(Stored data)
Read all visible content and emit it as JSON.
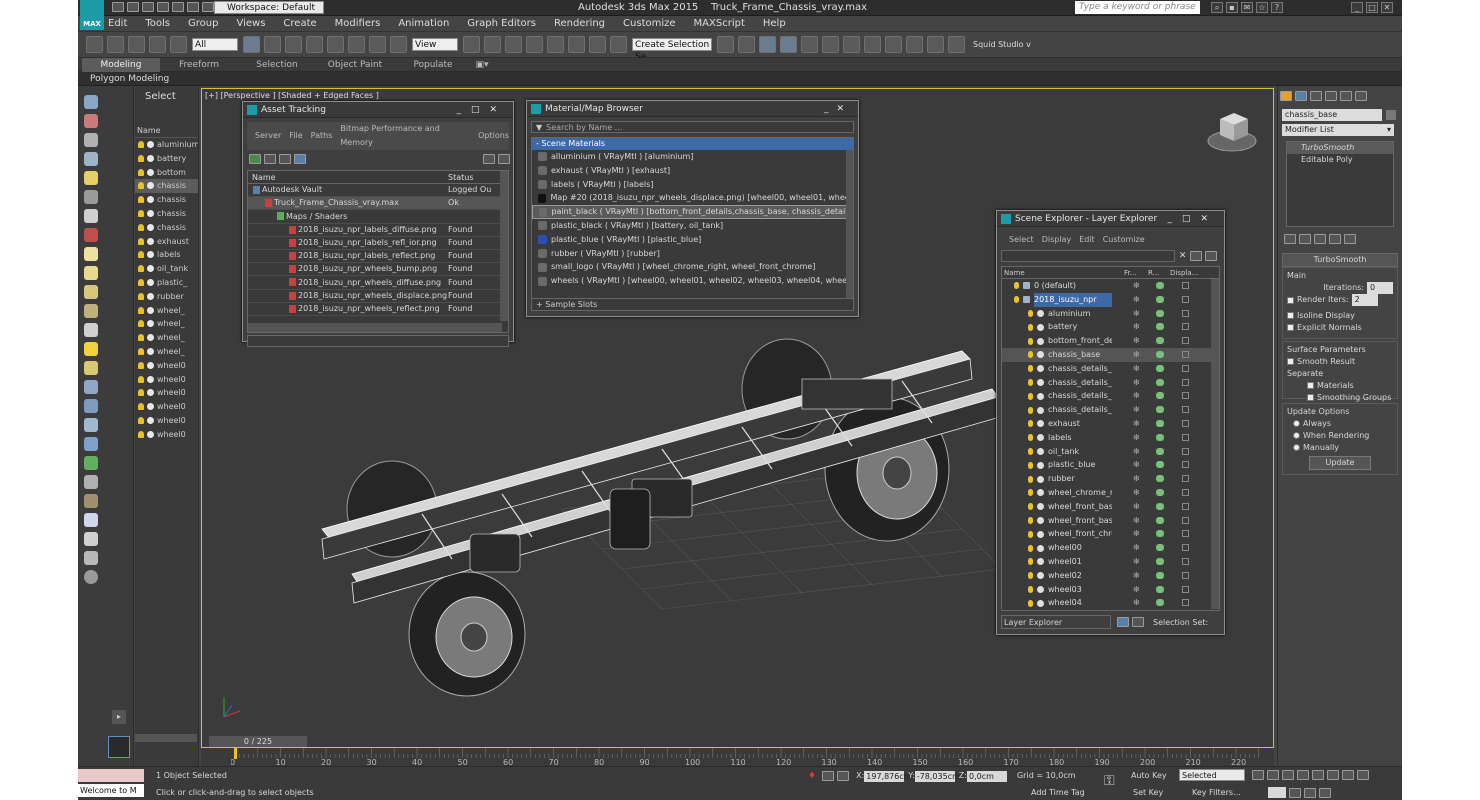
{
  "title_bar": {
    "app_title": "Autodesk 3ds Max 2015",
    "file_name": "Truck_Frame_Chassis_vray.max",
    "workspace": "Workspace: Default",
    "search_placeholder": "Type a keyword or phrase",
    "logo_text": "MAX"
  },
  "menu": [
    "Edit",
    "Tools",
    "Group",
    "Views",
    "Create",
    "Modifiers",
    "Animation",
    "Graph Editors",
    "Rendering",
    "Customize",
    "MAXScript",
    "Help"
  ],
  "toolbar": {
    "selection_filter": "All",
    "ref_coord": "View",
    "selection_set": "Create Selection Se",
    "studio_label": "Squid Studio v"
  },
  "ribbon": {
    "tabs": [
      "Modeling",
      "Freeform",
      "Selection",
      "Object Paint",
      "Populate"
    ],
    "active": "Modeling",
    "sub_label": "Polygon Modeling"
  },
  "scene_list": {
    "select_label": "Select",
    "column": "Name",
    "items": [
      "aluminium",
      "battery",
      "bottom",
      "chassis",
      "chassis",
      "chassis",
      "chassis",
      "exhaust",
      "labels",
      "oil_tank",
      "plastic_",
      "rubber",
      "wheel_",
      "wheel_",
      "wheel_",
      "wheel_",
      "wheel0",
      "wheel0",
      "wheel0",
      "wheel0",
      "wheel0",
      "wheel0"
    ]
  },
  "viewport": {
    "label": "[+] [Perspective ] [Shaded + Edged Faces ]"
  },
  "asset_tracking": {
    "title": "Asset Tracking",
    "menu": [
      "Server",
      "File",
      "Paths",
      "Bitmap Performance and Memory",
      "Options"
    ],
    "columns": [
      "Name",
      "Status"
    ],
    "rows": [
      {
        "name": "Autodesk Vault",
        "status": "Logged Ou"
      },
      {
        "name": "Truck_Frame_Chassis_vray.max",
        "status": "Ok"
      },
      {
        "name": "Maps / Shaders",
        "status": ""
      },
      {
        "name": "2018_isuzu_npr_labels_diffuse.png",
        "status": "Found"
      },
      {
        "name": "2018_isuzu_npr_labels_refl_ior.png",
        "status": "Found"
      },
      {
        "name": "2018_isuzu_npr_labels_reflect.png",
        "status": "Found"
      },
      {
        "name": "2018_isuzu_npr_wheels_bump.png",
        "status": "Found"
      },
      {
        "name": "2018_isuzu_npr_wheels_diffuse.png",
        "status": "Found"
      },
      {
        "name": "2018_isuzu_npr_wheels_displace.png",
        "status": "Found"
      },
      {
        "name": "2018_isuzu_npr_wheels_reflect.png",
        "status": "Found"
      }
    ]
  },
  "material_browser": {
    "title": "Material/Map Browser",
    "search_placeholder": "Search by Name ...",
    "section": "- Scene Materials",
    "items": [
      "alluminium  ( VRayMtl )  [aluminium]",
      "exhaust  ( VRayMtl )  [exhaust]",
      "labels  ( VRayMtl )  [labels]",
      "Map #20 (2018_isuzu_npr_wheels_displace.png)  [wheel00, wheel01, wheel02,...",
      "paint_black ( VRayMtl ) [bottom_front_details,chassis_base, chassis_details_1,...",
      "plastic_black  ( VRayMtl )  [battery, oil_tank]",
      "plastic_blue  ( VRayMtl )  [plastic_blue]",
      "rubber  ( VRayMtl )  [rubber]",
      "small_logo  ( VRayMtl )  [wheel_chrome_right, wheel_front_chrome]",
      "wheels  ( VRayMtl )  [wheel00, wheel01, wheel02, wheel03, wheel04, wheel05]"
    ],
    "footer": "+ Sample Slots"
  },
  "scene_explorer": {
    "title": "Scene Explorer - Layer Explorer",
    "menu": [
      "Select",
      "Display",
      "Edit",
      "Customize"
    ],
    "columns": [
      "Name",
      "Fr...",
      "R...",
      "Displa..."
    ],
    "layers": [
      "0 (default)",
      "2018_isuzu_npr"
    ],
    "items": [
      "aluminium",
      "battery",
      "bottom_front_details",
      "chassis_base",
      "chassis_details_1",
      "chassis_details_2",
      "chassis_details_3",
      "chassis_details_4",
      "exhaust",
      "labels",
      "oil_tank",
      "plastic_blue",
      "rubber",
      "wheel_chrome_right",
      "wheel_front_base_...",
      "wheel_front_base_...",
      "wheel_front_chrome",
      "wheel00",
      "wheel01",
      "wheel02",
      "wheel03",
      "wheel04"
    ],
    "footer_left": "Layer Explorer",
    "footer_right": "Selection Set:"
  },
  "command_panel": {
    "object_name": "chassis_base",
    "modifier_list": "Modifier List",
    "stack": [
      "TurboSmooth",
      "Editable Poly"
    ],
    "rollout": "TurboSmooth",
    "main_label": "Main",
    "iterations_label": "Iterations:",
    "iterations": "0",
    "render_iters_label": "Render Iters:",
    "render_iters": "2",
    "isoline": "Isoline Display",
    "explicit": "Explicit Normals",
    "surface_params": "Surface Parameters",
    "smooth_result": "Smooth Result",
    "separate": "Separate",
    "materials": "Materials",
    "smoothing_groups": "Smoothing Groups",
    "update_options": "Update Options",
    "always": "Always",
    "when_rendering": "When Rendering",
    "manually": "Manually",
    "update_button": "Update"
  },
  "timeline": {
    "frame": "0 / 225",
    "ticks": [
      "0",
      "10",
      "20",
      "30",
      "40",
      "50",
      "60",
      "70",
      "80",
      "90",
      "100",
      "110",
      "120",
      "130",
      "140",
      "150",
      "160",
      "170",
      "180",
      "190",
      "200",
      "210",
      "220"
    ]
  },
  "status_bar": {
    "maxscript": "Welcome to M",
    "objects_selected": "1 Object Selected",
    "prompt": "Click or click-and-drag to select objects",
    "x_label": "X:",
    "x": "197,876cm",
    "y_label": "Y:",
    "y": "-78,035cm",
    "z_label": "Z:",
    "z": "0,0cm",
    "grid": "Grid = 10,0cm",
    "add_time_tag": "Add Time Tag",
    "auto_key": "Auto Key",
    "set_key": "Set Key",
    "selected": "Selected",
    "key_filters": "Key Filters..."
  }
}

▶ **EXERCISE**: The records above must be echoed exactly, minus their pictures.

▶ **SOLUTION FOR THIS EXERCISE**:
Read all visible content and emit it as JSON.
{
  "title_bar": {
    "app_title": "Autodesk 3ds Max 2015",
    "file_name": "Truck_Frame_Chassis_vray.max",
    "workspace": "Workspace: Default",
    "search_placeholder": "Type a keyword or phrase",
    "logo_text": "MAX"
  },
  "menu": [
    "Edit",
    "Tools",
    "Group",
    "Views",
    "Create",
    "Modifiers",
    "Animation",
    "Graph Editors",
    "Rendering",
    "Customize",
    "MAXScript",
    "Help"
  ],
  "toolbar": {
    "selection_filter": "All",
    "ref_coord": "View",
    "selection_set": "Create Selection Se",
    "studio_label": "Squid Studio v"
  },
  "ribbon": {
    "tabs": [
      "Modeling",
      "Freeform",
      "Selection",
      "Object Paint",
      "Populate"
    ],
    "active": "Modeling",
    "sub_label": "Polygon Modeling"
  },
  "scene_list": {
    "select_label": "Select",
    "column": "Name",
    "items": [
      "aluminium",
      "battery",
      "bottom",
      "chassis",
      "chassis",
      "chassis",
      "chassis",
      "exhaust",
      "labels",
      "oil_tank",
      "plastic_",
      "rubber",
      "wheel_",
      "wheel_",
      "wheel_",
      "wheel_",
      "wheel0",
      "wheel0",
      "wheel0",
      "wheel0",
      "wheel0",
      "wheel0"
    ]
  },
  "viewport": {
    "label": "[+] [Perspective ] [Shaded + Edged Faces ]"
  },
  "asset_tracking": {
    "title": "Asset Tracking",
    "menu": [
      "Server",
      "File",
      "Paths",
      "Bitmap Performance and Memory",
      "Options"
    ],
    "columns": [
      "Name",
      "Status"
    ],
    "rows": [
      {
        "name": "Autodesk Vault",
        "status": "Logged Ou"
      },
      {
        "name": "Truck_Frame_Chassis_vray.max",
        "status": "Ok"
      },
      {
        "name": "Maps / Shaders",
        "status": ""
      },
      {
        "name": "2018_isuzu_npr_labels_diffuse.png",
        "status": "Found"
      },
      {
        "name": "2018_isuzu_npr_labels_refl_ior.png",
        "status": "Found"
      },
      {
        "name": "2018_isuzu_npr_labels_reflect.png",
        "status": "Found"
      },
      {
        "name": "2018_isuzu_npr_wheels_bump.png",
        "status": "Found"
      },
      {
        "name": "2018_isuzu_npr_wheels_diffuse.png",
        "status": "Found"
      },
      {
        "name": "2018_isuzu_npr_wheels_displace.png",
        "status": "Found"
      },
      {
        "name": "2018_isuzu_npr_wheels_reflect.png",
        "status": "Found"
      }
    ]
  },
  "material_browser": {
    "title": "Material/Map Browser",
    "search_placeholder": "Search by Name ...",
    "section": "- Scene Materials",
    "items": [
      "alluminium  ( VRayMtl )  [aluminium]",
      "exhaust  ( VRayMtl )  [exhaust]",
      "labels  ( VRayMtl )  [labels]",
      "Map #20 (2018_isuzu_npr_wheels_displace.png)  [wheel00, wheel01, wheel02,...",
      "paint_black ( VRayMtl ) [bottom_front_details,chassis_base, chassis_details_1,...",
      "plastic_black  ( VRayMtl )  [battery, oil_tank]",
      "plastic_blue  ( VRayMtl )  [plastic_blue]",
      "rubber  ( VRayMtl )  [rubber]",
      "small_logo  ( VRayMtl )  [wheel_chrome_right, wheel_front_chrome]",
      "wheels  ( VRayMtl )  [wheel00, wheel01, wheel02, wheel03, wheel04, wheel05]"
    ],
    "footer": "+ Sample Slots"
  },
  "scene_explorer": {
    "title": "Scene Explorer - Layer Explorer",
    "menu": [
      "Select",
      "Display",
      "Edit",
      "Customize"
    ],
    "columns": [
      "Name",
      "Fr...",
      "R...",
      "Displa..."
    ],
    "layers": [
      "0 (default)",
      "2018_isuzu_npr"
    ],
    "items": [
      "aluminium",
      "battery",
      "bottom_front_details",
      "chassis_base",
      "chassis_details_1",
      "chassis_details_2",
      "chassis_details_3",
      "chassis_details_4",
      "exhaust",
      "labels",
      "oil_tank",
      "plastic_blue",
      "rubber",
      "wheel_chrome_right",
      "wheel_front_base_...",
      "wheel_front_base_...",
      "wheel_front_chrome",
      "wheel00",
      "wheel01",
      "wheel02",
      "wheel03",
      "wheel04"
    ],
    "footer_left": "Layer Explorer",
    "footer_right": "Selection Set:"
  },
  "command_panel": {
    "object_name": "chassis_base",
    "modifier_list": "Modifier List",
    "stack": [
      "TurboSmooth",
      "Editable Poly"
    ],
    "rollout": "TurboSmooth",
    "main_label": "Main",
    "iterations_label": "Iterations:",
    "iterations": "0",
    "render_iters_label": "Render Iters:",
    "render_iters": "2",
    "isoline": "Isoline Display",
    "explicit": "Explicit Normals",
    "surface_params": "Surface Parameters",
    "smooth_result": "Smooth Result",
    "separate": "Separate",
    "materials": "Materials",
    "smoothing_groups": "Smoothing Groups",
    "update_options": "Update Options",
    "always": "Always",
    "when_rendering": "When Rendering",
    "manually": "Manually",
    "update_button": "Update"
  },
  "timeline": {
    "frame": "0 / 225",
    "ticks": [
      "0",
      "10",
      "20",
      "30",
      "40",
      "50",
      "60",
      "70",
      "80",
      "90",
      "100",
      "110",
      "120",
      "130",
      "140",
      "150",
      "160",
      "170",
      "180",
      "190",
      "200",
      "210",
      "220"
    ]
  },
  "status_bar": {
    "maxscript": "Welcome to M",
    "objects_selected": "1 Object Selected",
    "prompt": "Click or click-and-drag to select objects",
    "x_label": "X:",
    "x": "197,876cm",
    "y_label": "Y:",
    "y": "-78,035cm",
    "z_label": "Z:",
    "z": "0,0cm",
    "grid": "Grid = 10,0cm",
    "add_time_tag": "Add Time Tag",
    "auto_key": "Auto Key",
    "set_key": "Set Key",
    "selected": "Selected",
    "key_filters": "Key Filters..."
  }
}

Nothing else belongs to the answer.